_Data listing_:

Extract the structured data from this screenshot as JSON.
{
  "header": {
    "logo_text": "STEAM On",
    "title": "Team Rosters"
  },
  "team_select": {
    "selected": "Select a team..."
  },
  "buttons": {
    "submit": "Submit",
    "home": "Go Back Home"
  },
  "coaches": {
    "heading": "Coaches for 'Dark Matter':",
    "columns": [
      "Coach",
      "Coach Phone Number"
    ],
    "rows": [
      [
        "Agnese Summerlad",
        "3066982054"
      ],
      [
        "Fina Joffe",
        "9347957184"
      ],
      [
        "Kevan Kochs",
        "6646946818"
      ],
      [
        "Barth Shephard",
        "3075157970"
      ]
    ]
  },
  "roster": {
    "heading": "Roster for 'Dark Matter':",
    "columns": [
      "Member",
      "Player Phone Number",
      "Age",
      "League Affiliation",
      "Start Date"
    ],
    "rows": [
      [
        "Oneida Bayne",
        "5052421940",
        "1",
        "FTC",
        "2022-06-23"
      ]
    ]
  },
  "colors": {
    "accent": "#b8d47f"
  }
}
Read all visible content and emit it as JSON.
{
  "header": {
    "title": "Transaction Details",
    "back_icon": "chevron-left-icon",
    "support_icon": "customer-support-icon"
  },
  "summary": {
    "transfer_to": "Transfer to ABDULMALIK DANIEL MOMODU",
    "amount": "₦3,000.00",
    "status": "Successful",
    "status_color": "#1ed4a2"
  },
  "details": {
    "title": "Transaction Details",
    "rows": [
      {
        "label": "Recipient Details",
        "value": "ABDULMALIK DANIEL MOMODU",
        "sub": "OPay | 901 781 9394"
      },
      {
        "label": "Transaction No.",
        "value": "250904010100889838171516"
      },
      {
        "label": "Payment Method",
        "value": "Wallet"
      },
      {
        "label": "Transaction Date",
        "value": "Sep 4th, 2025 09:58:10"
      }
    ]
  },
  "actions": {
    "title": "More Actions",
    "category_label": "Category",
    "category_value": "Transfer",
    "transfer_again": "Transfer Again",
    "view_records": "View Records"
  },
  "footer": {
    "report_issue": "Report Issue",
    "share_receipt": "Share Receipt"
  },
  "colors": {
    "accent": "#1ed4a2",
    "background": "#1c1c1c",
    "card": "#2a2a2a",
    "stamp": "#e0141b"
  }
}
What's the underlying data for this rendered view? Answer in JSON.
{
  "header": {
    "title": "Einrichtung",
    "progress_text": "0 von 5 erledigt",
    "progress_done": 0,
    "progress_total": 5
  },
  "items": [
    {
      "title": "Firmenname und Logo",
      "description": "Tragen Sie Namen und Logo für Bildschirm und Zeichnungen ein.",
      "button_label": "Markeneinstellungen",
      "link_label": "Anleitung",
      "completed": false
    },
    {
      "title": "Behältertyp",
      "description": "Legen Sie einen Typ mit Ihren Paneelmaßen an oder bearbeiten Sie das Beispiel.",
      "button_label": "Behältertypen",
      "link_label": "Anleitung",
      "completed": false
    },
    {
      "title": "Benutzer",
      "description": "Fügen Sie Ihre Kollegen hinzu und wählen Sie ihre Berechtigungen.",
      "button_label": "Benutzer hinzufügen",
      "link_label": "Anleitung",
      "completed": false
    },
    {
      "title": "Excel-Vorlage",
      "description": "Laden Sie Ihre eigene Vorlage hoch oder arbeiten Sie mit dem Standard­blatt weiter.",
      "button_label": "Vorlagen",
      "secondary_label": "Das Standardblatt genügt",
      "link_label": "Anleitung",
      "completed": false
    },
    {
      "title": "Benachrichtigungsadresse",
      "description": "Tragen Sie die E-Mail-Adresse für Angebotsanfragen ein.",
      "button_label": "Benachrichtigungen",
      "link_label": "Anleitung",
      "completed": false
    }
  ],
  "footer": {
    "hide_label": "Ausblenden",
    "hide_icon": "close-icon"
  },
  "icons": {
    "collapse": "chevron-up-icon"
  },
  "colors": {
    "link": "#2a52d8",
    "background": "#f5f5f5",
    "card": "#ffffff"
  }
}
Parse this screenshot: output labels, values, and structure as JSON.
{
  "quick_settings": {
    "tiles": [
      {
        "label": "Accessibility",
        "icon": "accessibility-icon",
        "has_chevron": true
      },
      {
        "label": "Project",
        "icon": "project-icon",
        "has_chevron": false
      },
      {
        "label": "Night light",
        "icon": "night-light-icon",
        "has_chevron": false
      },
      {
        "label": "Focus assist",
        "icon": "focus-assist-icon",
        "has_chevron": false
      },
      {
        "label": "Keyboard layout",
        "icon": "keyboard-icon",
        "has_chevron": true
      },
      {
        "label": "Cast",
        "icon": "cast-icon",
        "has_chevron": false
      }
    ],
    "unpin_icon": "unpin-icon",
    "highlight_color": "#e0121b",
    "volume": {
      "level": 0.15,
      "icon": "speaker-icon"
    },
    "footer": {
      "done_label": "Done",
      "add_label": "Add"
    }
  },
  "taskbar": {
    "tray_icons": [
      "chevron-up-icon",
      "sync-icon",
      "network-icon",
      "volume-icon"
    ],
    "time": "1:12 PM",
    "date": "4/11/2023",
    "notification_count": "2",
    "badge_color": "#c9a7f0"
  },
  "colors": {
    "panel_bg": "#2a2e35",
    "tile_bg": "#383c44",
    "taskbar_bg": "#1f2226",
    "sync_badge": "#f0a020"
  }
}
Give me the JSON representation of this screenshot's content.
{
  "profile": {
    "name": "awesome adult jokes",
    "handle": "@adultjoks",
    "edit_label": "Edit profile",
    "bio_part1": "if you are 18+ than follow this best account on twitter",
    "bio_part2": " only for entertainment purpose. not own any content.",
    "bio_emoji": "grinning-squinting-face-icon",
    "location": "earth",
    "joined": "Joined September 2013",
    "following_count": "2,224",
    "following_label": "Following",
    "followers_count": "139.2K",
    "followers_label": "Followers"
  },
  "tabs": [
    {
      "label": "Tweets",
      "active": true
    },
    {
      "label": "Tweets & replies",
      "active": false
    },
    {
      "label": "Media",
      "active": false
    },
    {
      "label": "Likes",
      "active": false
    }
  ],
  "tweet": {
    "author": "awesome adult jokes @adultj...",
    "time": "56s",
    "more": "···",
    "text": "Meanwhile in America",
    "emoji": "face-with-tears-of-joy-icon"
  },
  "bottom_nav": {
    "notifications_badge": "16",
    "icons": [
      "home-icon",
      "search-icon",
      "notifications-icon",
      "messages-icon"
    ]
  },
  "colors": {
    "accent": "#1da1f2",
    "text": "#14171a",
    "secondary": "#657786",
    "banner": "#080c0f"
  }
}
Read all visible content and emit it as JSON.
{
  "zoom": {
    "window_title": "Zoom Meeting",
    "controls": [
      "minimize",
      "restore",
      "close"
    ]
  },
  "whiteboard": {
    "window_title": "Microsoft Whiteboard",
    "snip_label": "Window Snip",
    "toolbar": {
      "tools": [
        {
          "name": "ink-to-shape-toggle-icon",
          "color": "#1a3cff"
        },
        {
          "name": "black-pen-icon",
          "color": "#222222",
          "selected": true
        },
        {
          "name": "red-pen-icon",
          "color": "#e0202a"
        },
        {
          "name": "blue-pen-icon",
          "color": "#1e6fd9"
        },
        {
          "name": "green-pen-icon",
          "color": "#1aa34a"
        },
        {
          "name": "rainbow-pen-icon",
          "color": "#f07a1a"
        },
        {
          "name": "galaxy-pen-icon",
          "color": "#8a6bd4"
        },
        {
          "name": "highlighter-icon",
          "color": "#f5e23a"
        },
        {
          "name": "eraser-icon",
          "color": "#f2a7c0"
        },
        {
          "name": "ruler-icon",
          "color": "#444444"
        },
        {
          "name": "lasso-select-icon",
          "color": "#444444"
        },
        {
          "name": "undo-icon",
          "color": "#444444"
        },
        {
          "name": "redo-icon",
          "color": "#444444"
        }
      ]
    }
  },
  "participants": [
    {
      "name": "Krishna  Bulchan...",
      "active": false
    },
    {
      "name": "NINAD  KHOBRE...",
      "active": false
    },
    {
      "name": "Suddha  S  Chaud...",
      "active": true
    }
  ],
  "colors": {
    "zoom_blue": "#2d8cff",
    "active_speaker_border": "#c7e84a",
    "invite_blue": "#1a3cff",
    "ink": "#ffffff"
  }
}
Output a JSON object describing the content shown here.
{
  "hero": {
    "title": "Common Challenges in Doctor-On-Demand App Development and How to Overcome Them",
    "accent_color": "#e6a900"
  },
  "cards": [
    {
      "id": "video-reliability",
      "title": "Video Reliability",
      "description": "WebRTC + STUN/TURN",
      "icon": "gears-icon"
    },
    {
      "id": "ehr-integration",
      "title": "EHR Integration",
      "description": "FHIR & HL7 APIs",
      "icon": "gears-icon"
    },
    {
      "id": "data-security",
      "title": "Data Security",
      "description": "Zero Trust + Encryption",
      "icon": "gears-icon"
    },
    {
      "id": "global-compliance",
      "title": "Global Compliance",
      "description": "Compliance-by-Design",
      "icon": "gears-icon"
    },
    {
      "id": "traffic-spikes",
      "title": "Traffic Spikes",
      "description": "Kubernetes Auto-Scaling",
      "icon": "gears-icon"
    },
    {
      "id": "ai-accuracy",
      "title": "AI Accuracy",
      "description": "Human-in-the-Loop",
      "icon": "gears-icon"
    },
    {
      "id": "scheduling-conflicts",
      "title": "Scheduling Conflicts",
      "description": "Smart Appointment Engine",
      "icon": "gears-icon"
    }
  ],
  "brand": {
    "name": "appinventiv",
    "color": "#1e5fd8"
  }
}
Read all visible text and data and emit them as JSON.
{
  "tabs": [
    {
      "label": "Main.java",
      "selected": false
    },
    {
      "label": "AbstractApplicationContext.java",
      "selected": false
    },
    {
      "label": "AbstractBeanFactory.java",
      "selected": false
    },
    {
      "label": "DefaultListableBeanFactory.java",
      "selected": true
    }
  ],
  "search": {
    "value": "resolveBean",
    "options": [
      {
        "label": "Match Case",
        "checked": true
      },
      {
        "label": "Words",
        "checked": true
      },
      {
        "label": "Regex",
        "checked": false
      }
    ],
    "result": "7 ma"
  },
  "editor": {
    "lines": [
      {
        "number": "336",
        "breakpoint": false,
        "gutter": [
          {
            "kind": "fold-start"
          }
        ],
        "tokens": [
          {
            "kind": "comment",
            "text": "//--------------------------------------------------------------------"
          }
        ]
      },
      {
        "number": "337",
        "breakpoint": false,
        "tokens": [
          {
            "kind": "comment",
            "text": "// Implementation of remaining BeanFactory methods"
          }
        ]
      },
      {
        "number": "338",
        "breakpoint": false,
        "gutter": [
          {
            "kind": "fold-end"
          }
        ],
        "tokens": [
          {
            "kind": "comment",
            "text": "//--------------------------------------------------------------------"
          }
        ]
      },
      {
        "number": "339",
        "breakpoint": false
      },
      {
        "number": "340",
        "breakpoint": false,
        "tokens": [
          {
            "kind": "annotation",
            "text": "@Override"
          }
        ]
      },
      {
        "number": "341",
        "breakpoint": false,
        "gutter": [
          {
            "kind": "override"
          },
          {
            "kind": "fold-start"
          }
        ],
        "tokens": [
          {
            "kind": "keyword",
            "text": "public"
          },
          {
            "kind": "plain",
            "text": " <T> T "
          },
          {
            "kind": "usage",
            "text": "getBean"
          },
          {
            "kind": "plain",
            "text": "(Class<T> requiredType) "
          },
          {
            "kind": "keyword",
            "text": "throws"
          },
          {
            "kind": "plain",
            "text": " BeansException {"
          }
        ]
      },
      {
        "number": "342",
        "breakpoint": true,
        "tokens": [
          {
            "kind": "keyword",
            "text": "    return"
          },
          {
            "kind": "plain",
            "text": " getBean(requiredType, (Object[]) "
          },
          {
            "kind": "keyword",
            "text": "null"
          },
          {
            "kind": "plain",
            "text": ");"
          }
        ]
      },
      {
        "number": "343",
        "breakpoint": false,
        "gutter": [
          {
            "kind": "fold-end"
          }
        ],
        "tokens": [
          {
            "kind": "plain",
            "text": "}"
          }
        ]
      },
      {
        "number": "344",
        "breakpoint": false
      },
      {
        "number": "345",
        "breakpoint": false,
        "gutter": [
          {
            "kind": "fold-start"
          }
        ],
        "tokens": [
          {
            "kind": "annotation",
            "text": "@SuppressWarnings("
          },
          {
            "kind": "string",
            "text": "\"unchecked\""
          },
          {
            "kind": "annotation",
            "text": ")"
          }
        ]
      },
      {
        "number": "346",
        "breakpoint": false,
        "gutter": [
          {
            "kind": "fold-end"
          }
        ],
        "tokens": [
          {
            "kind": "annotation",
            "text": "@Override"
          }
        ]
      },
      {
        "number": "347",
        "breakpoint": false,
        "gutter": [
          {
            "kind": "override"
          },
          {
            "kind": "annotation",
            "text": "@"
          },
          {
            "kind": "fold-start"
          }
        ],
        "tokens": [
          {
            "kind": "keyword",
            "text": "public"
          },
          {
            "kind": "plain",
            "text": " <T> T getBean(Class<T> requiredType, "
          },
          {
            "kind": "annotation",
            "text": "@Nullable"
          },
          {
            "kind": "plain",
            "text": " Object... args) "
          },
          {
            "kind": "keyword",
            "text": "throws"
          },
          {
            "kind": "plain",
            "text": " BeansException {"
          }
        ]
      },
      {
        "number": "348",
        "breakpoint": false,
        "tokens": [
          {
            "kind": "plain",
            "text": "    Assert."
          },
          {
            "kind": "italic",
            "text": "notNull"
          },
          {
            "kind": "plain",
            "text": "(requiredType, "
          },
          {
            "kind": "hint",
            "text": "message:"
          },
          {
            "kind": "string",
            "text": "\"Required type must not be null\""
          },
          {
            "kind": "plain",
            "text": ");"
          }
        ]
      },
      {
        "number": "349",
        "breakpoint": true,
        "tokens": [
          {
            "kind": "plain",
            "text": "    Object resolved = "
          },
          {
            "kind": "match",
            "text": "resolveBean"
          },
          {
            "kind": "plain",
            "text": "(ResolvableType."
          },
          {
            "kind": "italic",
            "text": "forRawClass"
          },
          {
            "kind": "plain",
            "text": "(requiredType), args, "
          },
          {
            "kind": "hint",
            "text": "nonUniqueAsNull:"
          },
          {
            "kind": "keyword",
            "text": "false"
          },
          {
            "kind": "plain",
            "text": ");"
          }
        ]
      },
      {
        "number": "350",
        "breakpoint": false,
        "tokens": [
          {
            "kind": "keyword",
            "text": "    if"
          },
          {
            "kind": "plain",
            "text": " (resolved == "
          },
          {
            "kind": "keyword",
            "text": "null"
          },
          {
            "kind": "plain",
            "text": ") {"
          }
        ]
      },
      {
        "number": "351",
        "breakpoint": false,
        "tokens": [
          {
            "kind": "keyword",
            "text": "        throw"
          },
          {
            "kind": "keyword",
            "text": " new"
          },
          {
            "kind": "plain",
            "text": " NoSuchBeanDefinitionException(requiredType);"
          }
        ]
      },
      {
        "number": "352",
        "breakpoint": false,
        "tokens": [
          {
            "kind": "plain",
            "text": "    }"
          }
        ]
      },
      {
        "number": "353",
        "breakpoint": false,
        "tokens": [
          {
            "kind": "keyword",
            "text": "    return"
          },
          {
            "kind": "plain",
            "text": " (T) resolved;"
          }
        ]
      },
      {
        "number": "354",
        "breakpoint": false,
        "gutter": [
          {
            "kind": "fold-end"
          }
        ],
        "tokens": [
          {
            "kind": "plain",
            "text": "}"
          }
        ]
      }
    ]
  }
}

_PROBLEM_: Gather every line from the listing above in which the word "content" appears.

_RESULT_:
Read all visible content and emit it as JSON.
Give me the JSON representation of this screenshot's content.
    "bio_part2": " only for entertainment purpose. not own any content.",
Read all visible content and emit it as JSON.
Output a JSON object describing the content shown here.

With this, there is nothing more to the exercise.